▸ WRITTEN INSTRUCTION
Find the lines holding the string "Wellen" in the data, then copy all of them.

▸ THE INPUT
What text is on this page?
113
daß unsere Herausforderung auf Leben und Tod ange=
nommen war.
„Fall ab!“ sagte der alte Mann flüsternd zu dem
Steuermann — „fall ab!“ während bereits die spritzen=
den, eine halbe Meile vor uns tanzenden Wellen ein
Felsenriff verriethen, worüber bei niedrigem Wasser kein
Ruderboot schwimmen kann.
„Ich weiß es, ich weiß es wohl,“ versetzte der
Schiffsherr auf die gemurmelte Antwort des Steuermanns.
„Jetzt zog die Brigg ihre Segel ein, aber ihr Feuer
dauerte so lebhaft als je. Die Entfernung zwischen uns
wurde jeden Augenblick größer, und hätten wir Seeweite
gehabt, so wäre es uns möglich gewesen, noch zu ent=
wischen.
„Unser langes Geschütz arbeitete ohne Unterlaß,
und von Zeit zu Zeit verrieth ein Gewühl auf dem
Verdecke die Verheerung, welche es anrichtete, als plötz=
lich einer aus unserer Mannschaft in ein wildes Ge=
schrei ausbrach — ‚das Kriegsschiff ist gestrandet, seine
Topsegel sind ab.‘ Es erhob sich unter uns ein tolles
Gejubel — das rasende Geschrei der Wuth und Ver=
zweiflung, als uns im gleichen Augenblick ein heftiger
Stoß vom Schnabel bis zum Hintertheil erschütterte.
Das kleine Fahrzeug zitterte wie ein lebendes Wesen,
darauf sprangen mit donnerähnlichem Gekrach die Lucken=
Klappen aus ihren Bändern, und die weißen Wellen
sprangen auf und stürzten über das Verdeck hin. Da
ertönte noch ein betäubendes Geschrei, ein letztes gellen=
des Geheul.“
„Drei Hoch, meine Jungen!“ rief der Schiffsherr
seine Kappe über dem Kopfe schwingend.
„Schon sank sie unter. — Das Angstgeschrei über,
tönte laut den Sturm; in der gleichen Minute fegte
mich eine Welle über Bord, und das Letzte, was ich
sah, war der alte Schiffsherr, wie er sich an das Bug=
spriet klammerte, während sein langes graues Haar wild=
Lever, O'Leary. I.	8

▸ RESPONSE BELOW
den, eine halbe Meile vor uns tanzenden Wellen ein
Klappen aus ihren Bändern, und die weißen Wellen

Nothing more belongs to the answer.